-- Begin RECORDS SHOWN --

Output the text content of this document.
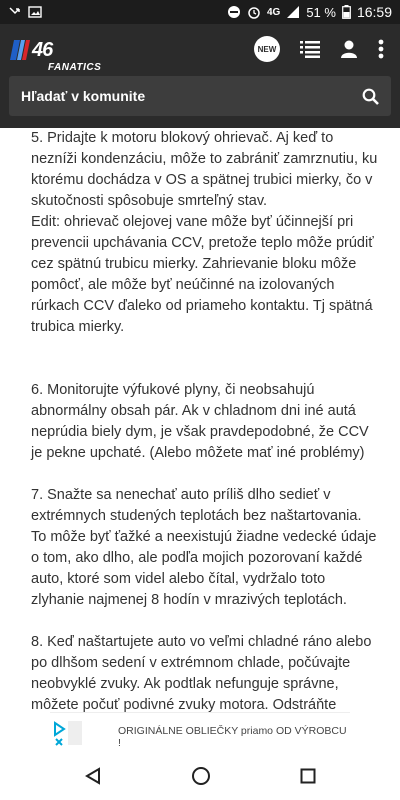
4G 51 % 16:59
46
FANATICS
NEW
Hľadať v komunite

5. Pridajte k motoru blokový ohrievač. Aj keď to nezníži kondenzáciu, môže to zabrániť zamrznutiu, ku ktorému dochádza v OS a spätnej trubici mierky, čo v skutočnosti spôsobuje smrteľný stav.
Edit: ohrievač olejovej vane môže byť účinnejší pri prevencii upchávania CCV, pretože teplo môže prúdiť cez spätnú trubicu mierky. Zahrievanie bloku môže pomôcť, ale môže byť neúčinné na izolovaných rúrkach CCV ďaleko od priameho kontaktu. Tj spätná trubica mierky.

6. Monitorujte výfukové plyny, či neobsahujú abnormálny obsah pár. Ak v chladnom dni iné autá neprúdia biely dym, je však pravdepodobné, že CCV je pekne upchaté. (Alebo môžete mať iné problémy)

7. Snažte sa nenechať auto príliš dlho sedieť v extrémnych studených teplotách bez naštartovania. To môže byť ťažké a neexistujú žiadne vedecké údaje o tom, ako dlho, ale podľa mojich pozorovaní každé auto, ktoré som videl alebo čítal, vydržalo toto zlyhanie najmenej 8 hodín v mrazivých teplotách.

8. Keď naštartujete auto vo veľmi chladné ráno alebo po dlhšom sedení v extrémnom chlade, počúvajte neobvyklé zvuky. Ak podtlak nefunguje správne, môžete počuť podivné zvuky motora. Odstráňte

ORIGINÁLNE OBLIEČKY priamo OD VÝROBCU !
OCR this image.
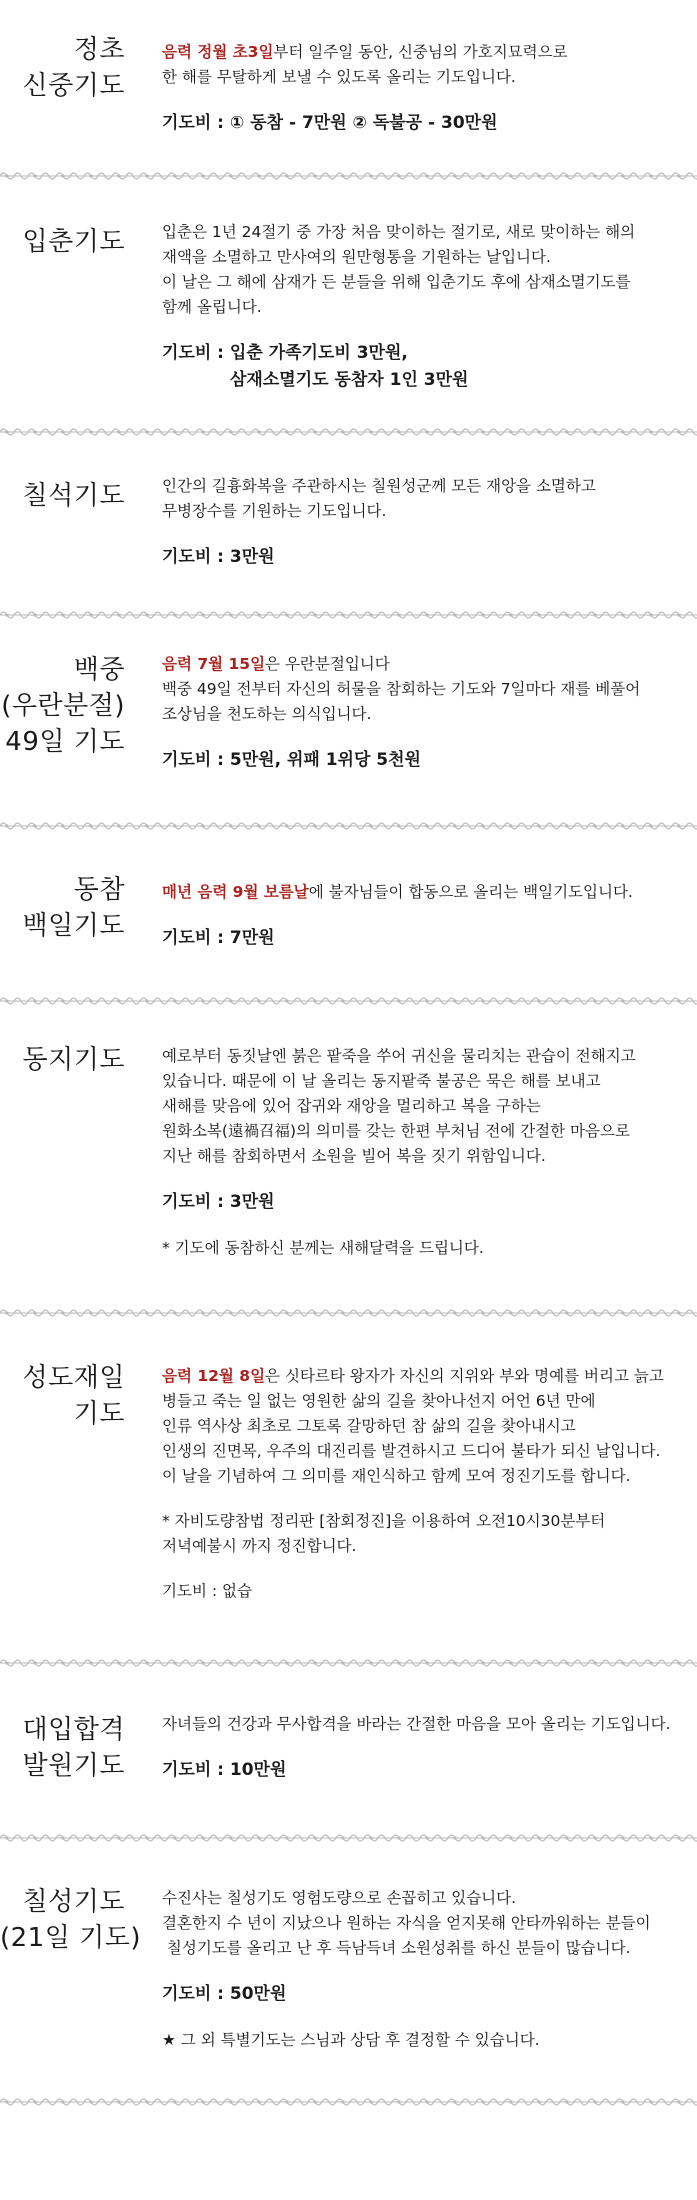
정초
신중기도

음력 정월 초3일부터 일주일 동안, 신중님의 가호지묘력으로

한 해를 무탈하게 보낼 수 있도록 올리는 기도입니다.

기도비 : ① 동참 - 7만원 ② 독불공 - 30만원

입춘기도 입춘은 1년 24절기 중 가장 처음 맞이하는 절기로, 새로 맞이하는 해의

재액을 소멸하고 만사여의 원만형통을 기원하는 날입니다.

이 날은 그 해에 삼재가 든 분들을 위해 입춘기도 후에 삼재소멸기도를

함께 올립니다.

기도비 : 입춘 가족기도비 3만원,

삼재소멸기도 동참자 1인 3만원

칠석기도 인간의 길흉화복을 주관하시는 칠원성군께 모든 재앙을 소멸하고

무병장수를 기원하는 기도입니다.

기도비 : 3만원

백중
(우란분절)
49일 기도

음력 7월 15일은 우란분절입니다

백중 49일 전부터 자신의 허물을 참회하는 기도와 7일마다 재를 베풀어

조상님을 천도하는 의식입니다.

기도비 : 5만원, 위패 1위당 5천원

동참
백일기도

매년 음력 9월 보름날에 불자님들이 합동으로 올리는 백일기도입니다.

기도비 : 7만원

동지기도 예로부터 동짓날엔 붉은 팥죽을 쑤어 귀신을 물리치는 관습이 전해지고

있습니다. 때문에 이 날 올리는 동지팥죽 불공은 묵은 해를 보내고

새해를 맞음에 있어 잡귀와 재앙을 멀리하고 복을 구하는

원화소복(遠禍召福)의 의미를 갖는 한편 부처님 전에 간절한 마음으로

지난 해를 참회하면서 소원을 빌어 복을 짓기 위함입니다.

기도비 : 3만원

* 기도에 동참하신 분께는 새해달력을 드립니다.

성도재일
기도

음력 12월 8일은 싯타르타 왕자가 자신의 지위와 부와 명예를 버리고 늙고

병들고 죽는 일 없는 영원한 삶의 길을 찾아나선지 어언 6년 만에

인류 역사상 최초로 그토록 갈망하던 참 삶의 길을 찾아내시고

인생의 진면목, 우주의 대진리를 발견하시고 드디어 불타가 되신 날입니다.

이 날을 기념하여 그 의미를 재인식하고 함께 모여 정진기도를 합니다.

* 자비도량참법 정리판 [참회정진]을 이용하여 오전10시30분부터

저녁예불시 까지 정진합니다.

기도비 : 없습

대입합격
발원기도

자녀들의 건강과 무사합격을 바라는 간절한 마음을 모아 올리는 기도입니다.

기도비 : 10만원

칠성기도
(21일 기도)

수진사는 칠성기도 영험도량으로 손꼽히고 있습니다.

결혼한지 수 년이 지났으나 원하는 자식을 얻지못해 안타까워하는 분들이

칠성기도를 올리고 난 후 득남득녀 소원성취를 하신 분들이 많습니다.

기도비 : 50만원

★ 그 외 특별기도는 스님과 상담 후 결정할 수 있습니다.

-- End RECORDS SHOWN --

• _EXERCISE TASK_
Reproduce the lines of the listing exactly, starting at the one that contains "OCR this image." and continuing through the final line, but leave out the pictures.

• _FINISHED EXERCISE_
OCR this image.
정초
신중기도

음력 정월 초3일부터 일주일 동안, 신중님의 가호지묘력으로

한 해를 무탈하게 보낼 수 있도록 올리는 기도입니다.

기도비 : ① 동참 - 7만원 ② 독불공 - 30만원

입춘기도 입춘은 1년 24절기 중 가장 처음 맞이하는 절기로, 새로 맞이하는 해의

재액을 소멸하고 만사여의 원만형통을 기원하는 날입니다.

이 날은 그 해에 삼재가 든 분들을 위해 입춘기도 후에 삼재소멸기도를

함께 올립니다.

기도비 : 입춘 가족기도비 3만원,

삼재소멸기도 동참자 1인 3만원

칠석기도 인간의 길흉화복을 주관하시는 칠원성군께 모든 재앙을 소멸하고

무병장수를 기원하는 기도입니다.

기도비 : 3만원

백중
(우란분절)
49일 기도

음력 7월 15일은 우란분절입니다

백중 49일 전부터 자신의 허물을 참회하는 기도와 7일마다 재를 베풀어

조상님을 천도하는 의식입니다.

기도비 : 5만원, 위패 1위당 5천원

동참
백일기도

매년 음력 9월 보름날에 불자님들이 합동으로 올리는 백일기도입니다.

기도비 : 7만원

동지기도 예로부터 동짓날엔 붉은 팥죽을 쑤어 귀신을 물리치는 관습이 전해지고

있습니다. 때문에 이 날 올리는 동지팥죽 불공은 묵은 해를 보내고

새해를 맞음에 있어 잡귀와 재앙을 멀리하고 복을 구하는

원화소복(遠禍召福)의 의미를 갖는 한편 부처님 전에 간절한 마음으로

지난 해를 참회하면서 소원을 빌어 복을 짓기 위함입니다.

기도비 : 3만원

* 기도에 동참하신 분께는 새해달력을 드립니다.

성도재일
기도

음력 12월 8일은 싯타르타 왕자가 자신의 지위와 부와 명예를 버리고 늙고

병들고 죽는 일 없는 영원한 삶의 길을 찾아나선지 어언 6년 만에

인류 역사상 최초로 그토록 갈망하던 참 삶의 길을 찾아내시고

인생의 진면목, 우주의 대진리를 발견하시고 드디어 불타가 되신 날입니다.

이 날을 기념하여 그 의미를 재인식하고 함께 모여 정진기도를 합니다.

* 자비도량참법 정리판 [참회정진]을 이용하여 오전10시30분부터

저녁예불시 까지 정진합니다.

기도비 : 없습

대입합격
발원기도

자녀들의 건강과 무사합격을 바라는 간절한 마음을 모아 올리는 기도입니다.

기도비 : 10만원

칠성기도
(21일 기도)

수진사는 칠성기도 영험도량으로 손꼽히고 있습니다.

결혼한지 수 년이 지났으나 원하는 자식을 얻지못해 안타까워하는 분들이

칠성기도를 올리고 난 후 득남득녀 소원성취를 하신 분들이 많습니다.

기도비 : 50만원

★ 그 외 특별기도는 스님과 상담 후 결정할 수 있습니다.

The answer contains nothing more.